- **What is needed**:
Word for word, quote all of the material, omitting the pictures.

- **Records shown**:
^^^^^^^^^^^^^^^^
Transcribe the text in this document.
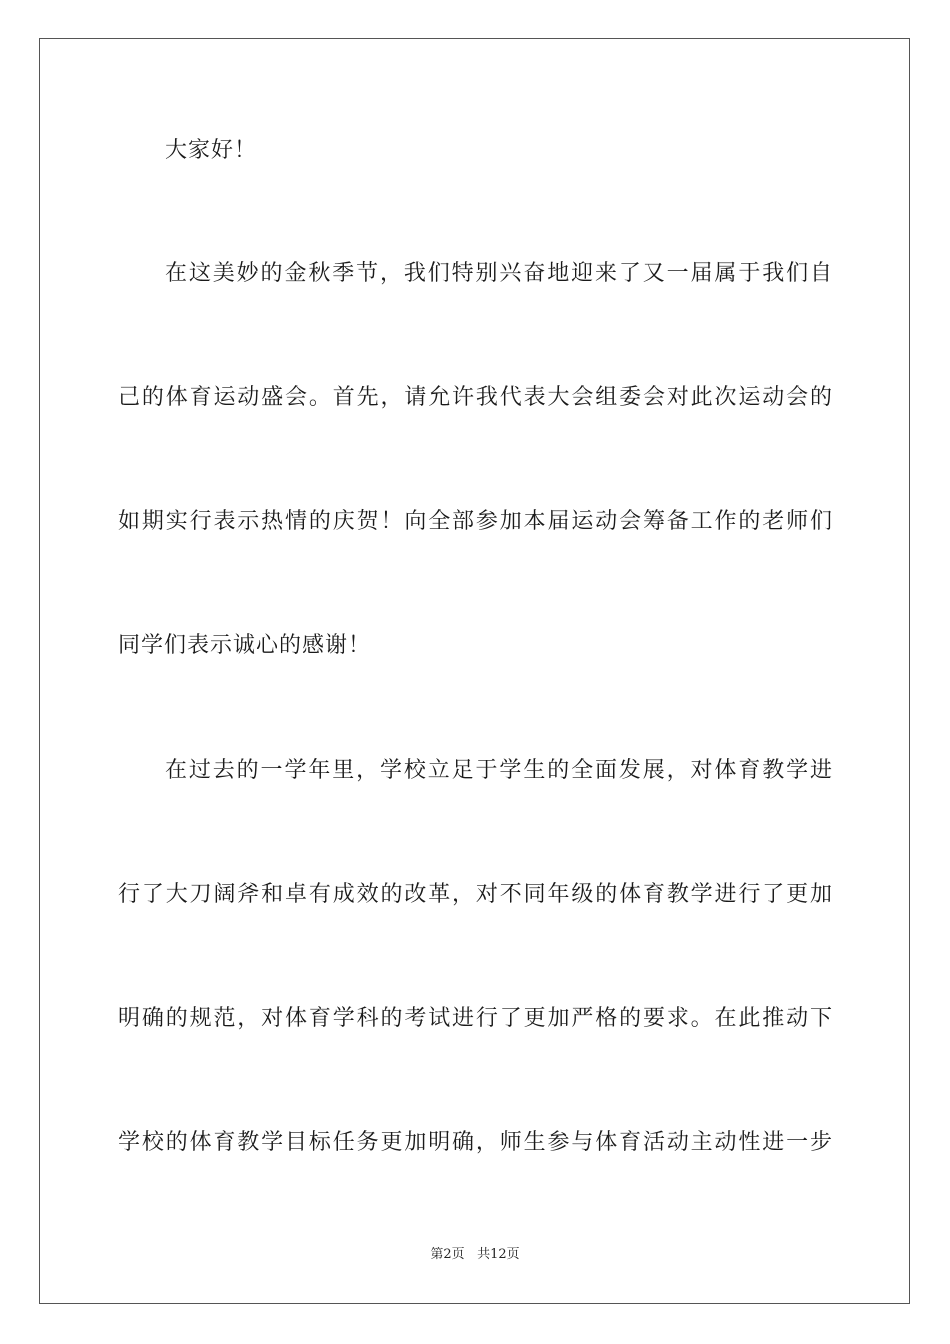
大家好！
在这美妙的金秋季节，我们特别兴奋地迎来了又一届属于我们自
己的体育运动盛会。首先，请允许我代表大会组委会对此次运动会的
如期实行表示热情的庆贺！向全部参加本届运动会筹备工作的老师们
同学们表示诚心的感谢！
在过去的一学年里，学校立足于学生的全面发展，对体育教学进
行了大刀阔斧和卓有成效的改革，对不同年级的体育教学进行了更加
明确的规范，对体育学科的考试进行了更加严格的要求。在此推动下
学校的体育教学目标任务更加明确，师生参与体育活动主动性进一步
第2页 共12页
^^^^^^^^^^^^^^^^
- **Response to this exercise**:
Transcribe the text in this document.
大家好！
在这美妙的金秋季节，我们特别兴奋地迎来了又一届属于我们自
己的体育运动盛会。首先，请允许我代表大会组委会对此次运动会的
如期实行表示热情的庆贺！向全部参加本届运动会筹备工作的老师们
同学们表示诚心的感谢！
在过去的一学年里，学校立足于学生的全面发展，对体育教学进
行了大刀阔斧和卓有成效的改革，对不同年级的体育教学进行了更加
明确的规范，对体育学科的考试进行了更加严格的要求。在此推动下
学校的体育教学目标任务更加明确，师生参与体育活动主动性进一步
第2页 共12页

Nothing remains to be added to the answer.